STATED TASK: Images do not belong in the copy. Retype all the entries below exactly.

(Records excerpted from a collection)
——————
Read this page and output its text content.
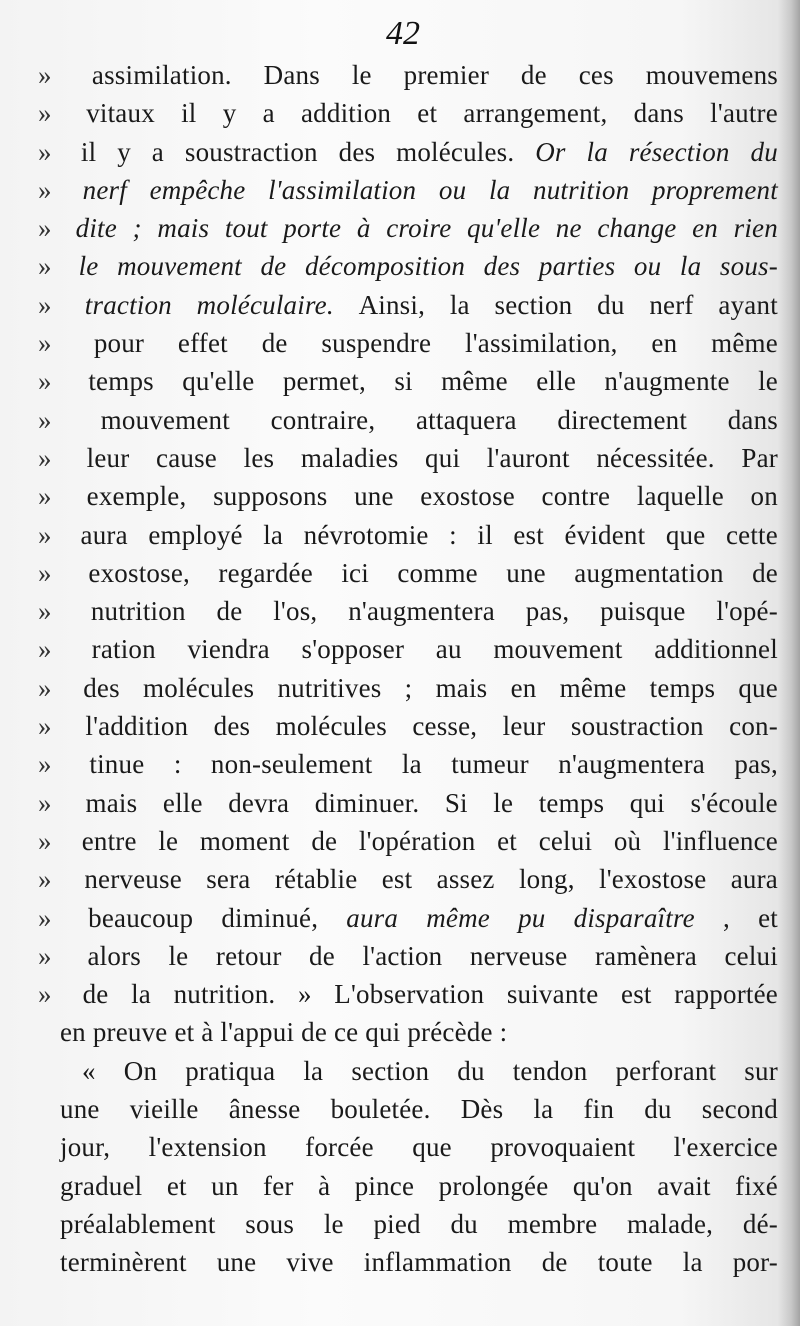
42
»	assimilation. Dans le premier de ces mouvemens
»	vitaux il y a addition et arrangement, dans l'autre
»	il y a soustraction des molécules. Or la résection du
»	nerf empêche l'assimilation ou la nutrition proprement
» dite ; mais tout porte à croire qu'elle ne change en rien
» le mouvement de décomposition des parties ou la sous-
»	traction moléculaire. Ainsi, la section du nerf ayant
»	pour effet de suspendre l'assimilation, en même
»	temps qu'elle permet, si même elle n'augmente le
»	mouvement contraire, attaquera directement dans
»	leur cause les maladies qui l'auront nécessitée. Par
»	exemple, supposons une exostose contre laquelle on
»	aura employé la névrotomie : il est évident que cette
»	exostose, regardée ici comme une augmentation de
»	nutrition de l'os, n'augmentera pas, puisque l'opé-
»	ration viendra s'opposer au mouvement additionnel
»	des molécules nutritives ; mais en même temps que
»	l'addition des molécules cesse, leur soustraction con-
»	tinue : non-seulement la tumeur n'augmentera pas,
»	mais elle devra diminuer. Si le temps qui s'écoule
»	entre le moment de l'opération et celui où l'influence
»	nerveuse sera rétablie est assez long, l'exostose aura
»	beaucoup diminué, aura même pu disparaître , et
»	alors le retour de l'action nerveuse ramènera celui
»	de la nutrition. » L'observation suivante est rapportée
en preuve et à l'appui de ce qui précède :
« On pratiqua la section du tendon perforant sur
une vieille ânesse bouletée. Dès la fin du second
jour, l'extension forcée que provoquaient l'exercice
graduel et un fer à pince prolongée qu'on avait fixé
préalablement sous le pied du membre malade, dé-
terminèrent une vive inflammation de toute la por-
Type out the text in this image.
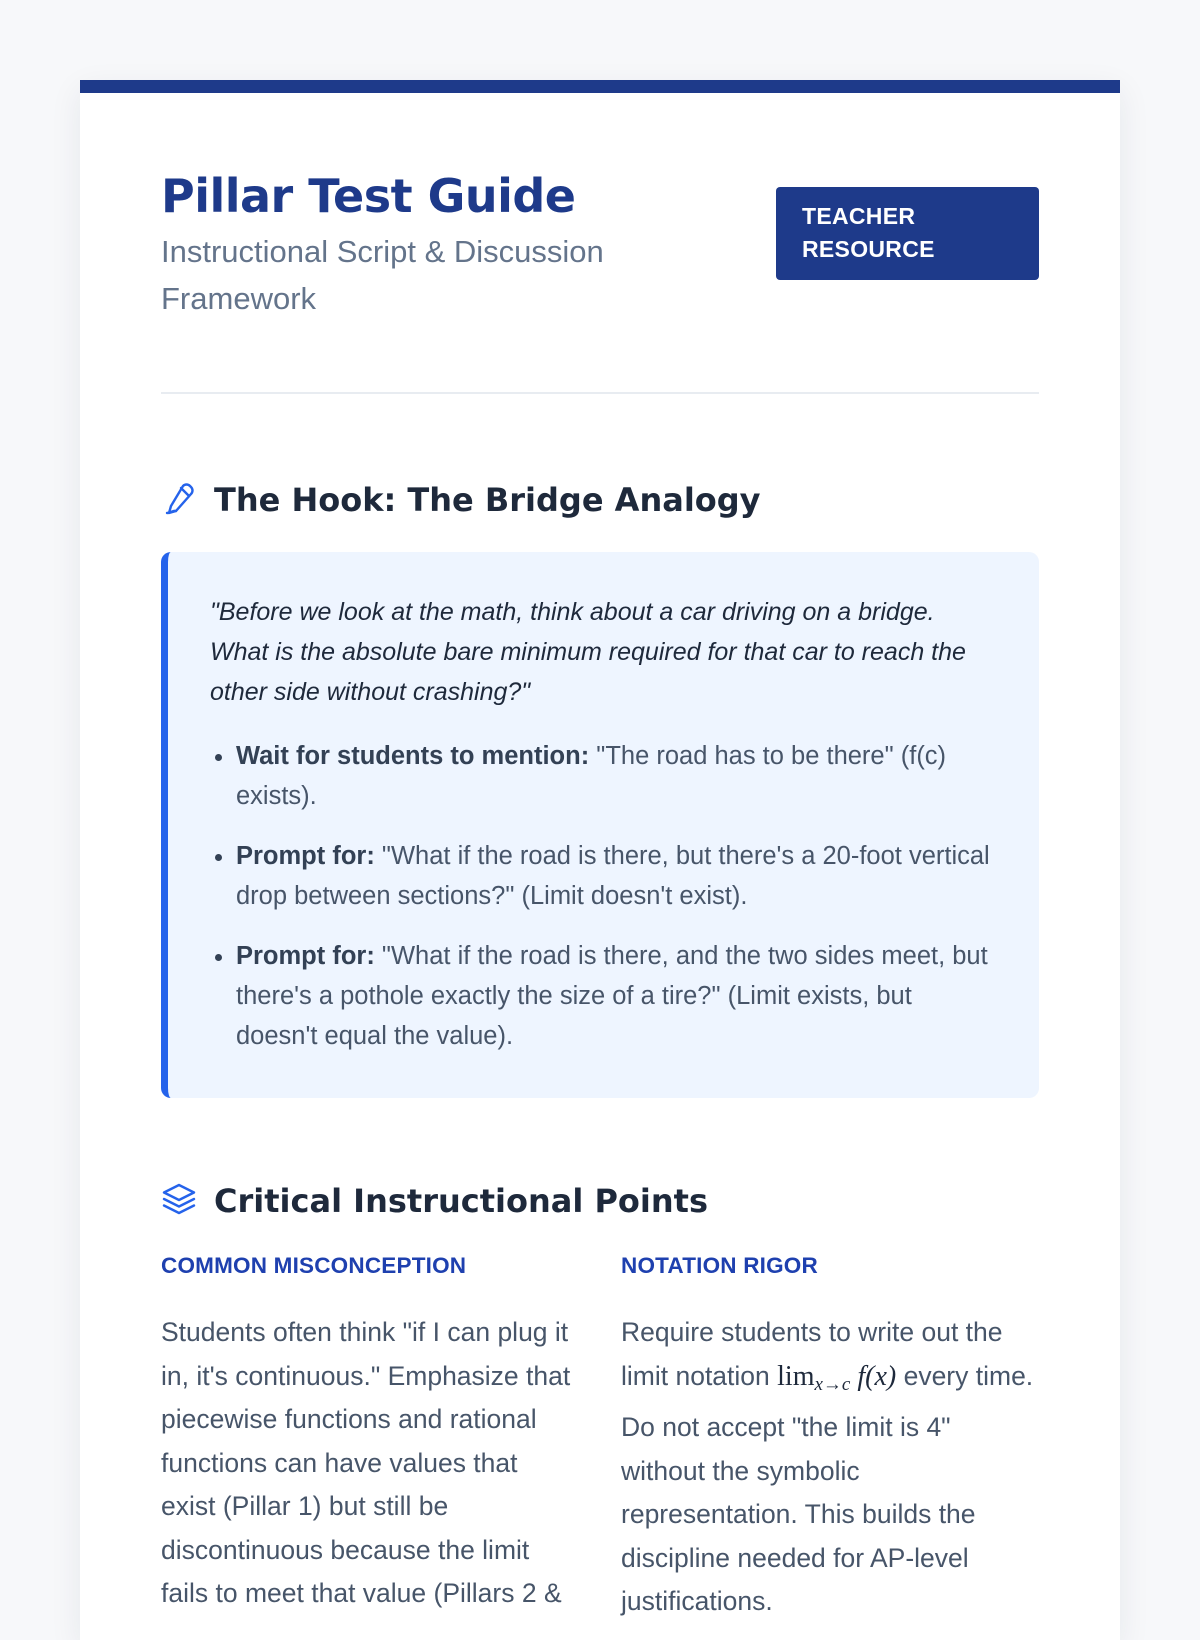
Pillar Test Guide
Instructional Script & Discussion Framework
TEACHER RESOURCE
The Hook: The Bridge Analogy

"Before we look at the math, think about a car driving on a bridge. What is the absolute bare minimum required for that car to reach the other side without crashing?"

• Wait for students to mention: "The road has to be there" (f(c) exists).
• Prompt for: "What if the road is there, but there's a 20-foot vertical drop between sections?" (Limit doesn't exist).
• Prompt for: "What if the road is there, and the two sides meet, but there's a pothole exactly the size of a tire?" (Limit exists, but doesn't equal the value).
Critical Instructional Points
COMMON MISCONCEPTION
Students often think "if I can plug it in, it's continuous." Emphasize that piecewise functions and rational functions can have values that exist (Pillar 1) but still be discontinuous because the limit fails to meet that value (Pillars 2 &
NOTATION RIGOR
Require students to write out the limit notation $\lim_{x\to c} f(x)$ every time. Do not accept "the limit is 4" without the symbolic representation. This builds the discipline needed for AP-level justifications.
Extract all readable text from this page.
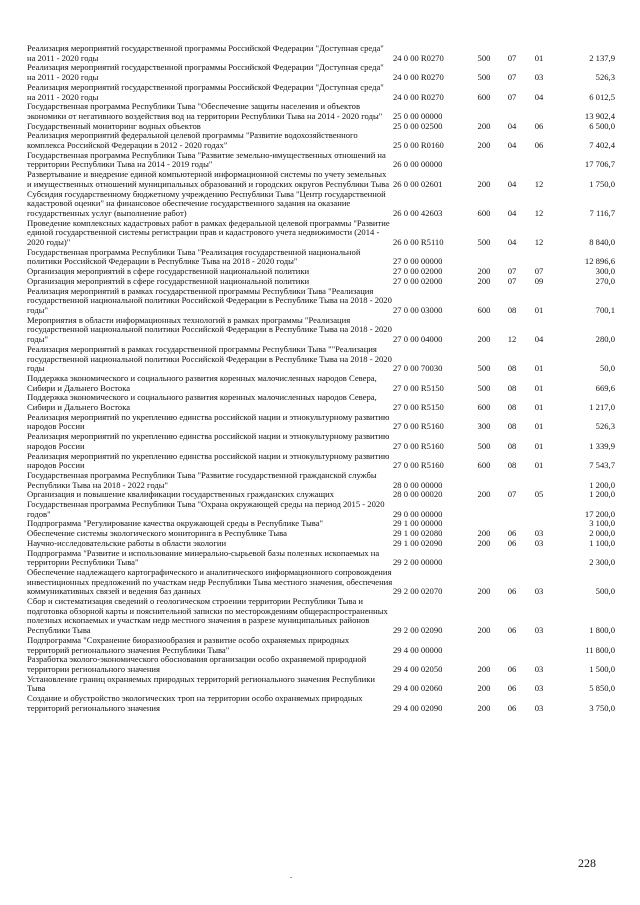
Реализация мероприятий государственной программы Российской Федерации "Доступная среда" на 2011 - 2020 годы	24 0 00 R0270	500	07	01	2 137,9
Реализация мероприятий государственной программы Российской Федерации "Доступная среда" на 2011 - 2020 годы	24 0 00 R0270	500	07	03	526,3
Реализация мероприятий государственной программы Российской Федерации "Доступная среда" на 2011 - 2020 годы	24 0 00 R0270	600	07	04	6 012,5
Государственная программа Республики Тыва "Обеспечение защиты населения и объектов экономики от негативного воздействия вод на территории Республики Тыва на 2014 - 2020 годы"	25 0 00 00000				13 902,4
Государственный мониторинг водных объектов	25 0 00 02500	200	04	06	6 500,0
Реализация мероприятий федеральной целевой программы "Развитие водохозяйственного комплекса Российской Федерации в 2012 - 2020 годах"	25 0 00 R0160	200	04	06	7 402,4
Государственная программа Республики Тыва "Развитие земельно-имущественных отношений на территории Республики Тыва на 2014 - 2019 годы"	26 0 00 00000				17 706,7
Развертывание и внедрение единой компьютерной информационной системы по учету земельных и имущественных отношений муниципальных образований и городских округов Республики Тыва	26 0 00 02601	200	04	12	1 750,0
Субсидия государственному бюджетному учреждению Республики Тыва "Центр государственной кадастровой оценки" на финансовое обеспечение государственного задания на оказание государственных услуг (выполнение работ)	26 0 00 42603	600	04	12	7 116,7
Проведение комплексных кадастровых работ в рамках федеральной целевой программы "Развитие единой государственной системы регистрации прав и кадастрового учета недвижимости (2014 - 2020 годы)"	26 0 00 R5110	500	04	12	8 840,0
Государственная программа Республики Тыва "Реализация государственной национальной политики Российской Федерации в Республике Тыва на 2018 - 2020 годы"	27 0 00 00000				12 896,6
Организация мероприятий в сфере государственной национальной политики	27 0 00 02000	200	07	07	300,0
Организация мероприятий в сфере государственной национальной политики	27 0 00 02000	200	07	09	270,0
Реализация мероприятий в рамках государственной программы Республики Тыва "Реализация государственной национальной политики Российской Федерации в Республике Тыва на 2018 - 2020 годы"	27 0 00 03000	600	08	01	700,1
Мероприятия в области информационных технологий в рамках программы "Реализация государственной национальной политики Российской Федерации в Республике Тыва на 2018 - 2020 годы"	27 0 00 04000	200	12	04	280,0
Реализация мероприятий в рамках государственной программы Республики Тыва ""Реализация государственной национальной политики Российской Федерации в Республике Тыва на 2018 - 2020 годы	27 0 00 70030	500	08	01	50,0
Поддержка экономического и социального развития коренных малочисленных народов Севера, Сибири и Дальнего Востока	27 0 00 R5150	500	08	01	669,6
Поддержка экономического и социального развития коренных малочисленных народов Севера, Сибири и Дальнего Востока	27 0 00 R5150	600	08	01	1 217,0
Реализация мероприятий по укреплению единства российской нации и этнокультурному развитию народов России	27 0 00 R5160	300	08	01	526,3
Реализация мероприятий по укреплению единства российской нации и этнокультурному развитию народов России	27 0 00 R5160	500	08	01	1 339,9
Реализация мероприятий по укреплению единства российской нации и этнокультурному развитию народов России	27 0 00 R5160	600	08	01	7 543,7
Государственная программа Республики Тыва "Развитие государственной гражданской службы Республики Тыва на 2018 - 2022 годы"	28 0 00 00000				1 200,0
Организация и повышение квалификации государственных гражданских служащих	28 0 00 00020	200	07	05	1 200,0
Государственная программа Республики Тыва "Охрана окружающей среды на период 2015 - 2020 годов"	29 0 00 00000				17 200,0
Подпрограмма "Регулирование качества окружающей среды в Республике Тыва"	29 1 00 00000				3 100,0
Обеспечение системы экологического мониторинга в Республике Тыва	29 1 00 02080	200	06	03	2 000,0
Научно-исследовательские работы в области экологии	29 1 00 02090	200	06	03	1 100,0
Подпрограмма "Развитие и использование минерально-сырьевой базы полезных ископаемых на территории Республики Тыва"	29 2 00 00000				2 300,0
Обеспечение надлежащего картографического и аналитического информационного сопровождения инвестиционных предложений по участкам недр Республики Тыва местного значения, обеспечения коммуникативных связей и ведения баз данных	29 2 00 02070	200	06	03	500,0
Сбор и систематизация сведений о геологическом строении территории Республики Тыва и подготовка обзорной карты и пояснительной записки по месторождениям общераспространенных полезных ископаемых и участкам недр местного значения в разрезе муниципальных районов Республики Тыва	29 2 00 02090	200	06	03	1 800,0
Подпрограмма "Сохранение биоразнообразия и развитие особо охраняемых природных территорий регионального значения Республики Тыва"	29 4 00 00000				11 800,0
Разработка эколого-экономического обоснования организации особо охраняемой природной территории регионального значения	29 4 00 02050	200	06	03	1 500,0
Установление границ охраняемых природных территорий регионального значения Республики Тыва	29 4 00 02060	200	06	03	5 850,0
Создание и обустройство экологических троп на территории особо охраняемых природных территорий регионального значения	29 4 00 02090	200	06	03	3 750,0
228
——————
ANSWER FOR THE TASK:
Read this page and output its text content.
42
»	assimilation. Dans le premier de ces mouvemens
»	vitaux il y a addition et arrangement, dans l'autre
»	il y a soustraction des molécules. Or la résection du
»	nerf empêche l'assimilation ou la nutrition proprement
» dite ; mais tout porte à croire qu'elle ne change en rien
» le mouvement de décomposition des parties ou la sous-
»	traction moléculaire. Ainsi, la section du nerf ayant
»	pour effet de suspendre l'assimilation, en même
»	temps qu'elle permet, si même elle n'augmente le
»	mouvement contraire, attaquera directement dans
»	leur cause les maladies qui l'auront nécessitée. Par
»	exemple, supposons une exostose contre laquelle on
»	aura employé la névrotomie : il est évident que cette
»	exostose, regardée ici comme une augmentation de
»	nutrition de l'os, n'augmentera pas, puisque l'opé-
»	ration viendra s'opposer au mouvement additionnel
»	des molécules nutritives ; mais en même temps que
»	l'addition des molécules cesse, leur soustraction con-
»	tinue : non-seulement la tumeur n'augmentera pas,
»	mais elle devra diminuer. Si le temps qui s'écoule
»	entre le moment de l'opération et celui où l'influence
»	nerveuse sera rétablie est assez long, l'exostose aura
»	beaucoup diminué, aura même pu disparaître , et
»	alors le retour de l'action nerveuse ramènera celui
»	de la nutrition. » L'observation suivante est rapportée
en preuve et à l'appui de ce qui précède :
« On pratiqua la section du tendon perforant sur
une vieille ânesse bouletée. Dès la fin du second
jour, l'extension forcée que provoquaient l'exercice
graduel et un fer à pince prolongée qu'on avait fixé
préalablement sous le pied du membre malade, dé-
terminèrent une vive inflammation de toute la por-
Type out the text in this image.
Pillar Test Guide
Instructional Script & Discussion Framework
TEACHER RESOURCE
The Hook: The Bridge Analogy

"Before we look at the math, think about a car driving on a bridge. What is the absolute bare minimum required for that car to reach the other side without crashing?"

• Wait for students to mention: "The road has to be there" (f(c) exists).
• Prompt for: "What if the road is there, but there's a 20-foot vertical drop between sections?" (Limit doesn't exist).
• Prompt for: "What if the road is there, and the two sides meet, but there's a pothole exactly the size of a tire?" (Limit exists, but doesn't equal the value).
Critical Instructional Points
COMMON MISCONCEPTION
Students often think "if I can plug it in, it's continuous." Emphasize that piecewise functions and rational functions can have values that exist (Pillar 1) but still be discontinuous because the limit fails to meet that value (Pillars 2 &
NOTATION RIGOR
Require students to write out the limit notation $\lim_{x\to c} f(x)$ every time. Do not accept "the limit is 4" without the symbolic representation. This builds the discipline needed for AP-level justifications.
Extract all readable text from this page.
Реализация мероприятий государственной программы Российской Федерации "Доступная среда" на 2011 - 2020 годы	24 0 00 R0270	500	07	01	2 137,9
Реализация мероприятий государственной программы Российской Федерации "Доступная среда" на 2011 - 2020 годы	24 0 00 R0270	500	07	03	526,3
Реализация мероприятий государственной программы Российской Федерации "Доступная среда" на 2011 - 2020 годы	24 0 00 R0270	600	07	04	6 012,5
Государственная программа Республики Тыва "Обеспечение защиты населения и объектов экономики от негативного воздействия вод на территории Республики Тыва на 2014 - 2020 годы"	25 0 00 00000				13 902,4
Государственный мониторинг водных объектов	25 0 00 02500	200	04	06	6 500,0
Реализация мероприятий федеральной целевой программы "Развитие водохозяйственного комплекса Российской Федерации в 2012 - 2020 годах"	25 0 00 R0160	200	04	06	7 402,4
Государственная программа Республики Тыва "Развитие земельно-имущественных отношений на территории Республики Тыва на 2014 - 2019 годы"	26 0 00 00000				17 706,7
Развертывание и внедрение единой компьютерной информационной системы по учету земельных и имущественных отношений муниципальных образований и городских округов Республики Тыва	26 0 00 02601	200	04	12	1 750,0
Субсидия государственному бюджетному учреждению Республики Тыва "Центр государственной кадастровой оценки" на финансовое обеспечение государственного задания на оказание государственных услуг (выполнение работ)	26 0 00 42603	600	04	12	7 116,7
Проведение комплексных кадастровых работ в рамках федеральной целевой программы "Развитие единой государственной системы регистрации прав и кадастрового учета недвижимости (2014 - 2020 годы)"	26 0 00 R5110	500	04	12	8 840,0
Государственная программа Республики Тыва "Реализация государственной национальной политики Российской Федерации в Республике Тыва на 2018 - 2020 годы"	27 0 00 00000				12 896,6
Организация мероприятий в сфере государственной национальной политики	27 0 00 02000	200	07	07	300,0
Организация мероприятий в сфере государственной национальной политики	27 0 00 02000	200	07	09	270,0
Реализация мероприятий в рамках государственной программы Республики Тыва "Реализация государственной национальной политики Российской Федерации в Республике Тыва на 2018 - 2020 годы"	27 0 00 03000	600	08	01	700,1
Мероприятия в области информационных технологий в рамках программы "Реализация государственной национальной политики Российской Федерации в Республике Тыва на 2018 - 2020 годы"	27 0 00 04000	200	12	04	280,0
Реализация мероприятий в рамках государственной программы Республики Тыва ""Реализация государственной национальной политики Российской Федерации в Республике Тыва на 2018 - 2020 годы	27 0 00 70030	500	08	01	50,0
Поддержка экономического и социального развития коренных малочисленных народов Севера, Сибири и Дальнего Востока	27 0 00 R5150	500	08	01	669,6
Поддержка экономического и социального развития коренных малочисленных народов Севера, Сибири и Дальнего Востока	27 0 00 R5150	600	08	01	1 217,0
Реализация мероприятий по укреплению единства российской нации и этнокультурному развитию народов России	27 0 00 R5160	300	08	01	526,3
Реализация мероприятий по укреплению единства российской нации и этнокультурному развитию народов России	27 0 00 R5160	500	08	01	1 339,9
Реализация мероприятий по укреплению единства российской нации и этнокультурному развитию народов России	27 0 00 R5160	600	08	01	7 543,7
Государственная программа Республики Тыва "Развитие государственной гражданской службы Республики Тыва на 2018 - 2022 годы"	28 0 00 00000				1 200,0
Организация и повышение квалификации государственных гражданских служащих	28 0 00 00020	200	07	05	1 200,0
Государственная программа Республики Тыва "Охрана окружающей среды на период 2015 - 2020 годов"	29 0 00 00000				17 200,0
Подпрограмма "Регулирование качества окружающей среды в Республике Тыва"	29 1 00 00000				3 100,0
Обеспечение системы экологического мониторинга в Республике Тыва	29 1 00 02080	200	06	03	2 000,0
Научно-исследовательские работы в области экологии	29 1 00 02090	200	06	03	1 100,0
Подпрограмма "Развитие и использование минерально-сырьевой базы полезных ископаемых на территории Республики Тыва"	29 2 00 00000				2 300,0
Обеспечение надлежащего картографического и аналитического информационного сопровождения инвестиционных предложений по участкам недр Республики Тыва местного значения, обеспечения коммуникативных связей и ведения баз данных	29 2 00 02070	200	06	03	500,0
Сбор и систематизация сведений о геологическом строении территории Республики Тыва и подготовка обзорной карты и пояснительной записки по месторождениям общераспространенных полезных ископаемых и участкам недр местного значения в разрезе муниципальных районов Республики Тыва	29 2 00 02090	200	06	03	1 800,0
Подпрограмма "Сохранение биоразнообразия и развитие особо охраняемых природных территорий регионального значения Республики Тыва"	29 4 00 00000				11 800,0
Разработка эколого-экономического обоснования организации особо охраняемой природной территории регионального значения	29 4 00 02050	200	06	03	1 500,0
Установление границ охраняемых природных территорий регионального значения Республики Тыва	29 4 00 02060	200	06	03	5 850,0
Создание и обустройство экологических троп на территории особо охраняемых природных территорий регионального значения	29 4 00 02090	200	06	03	3 750,0
228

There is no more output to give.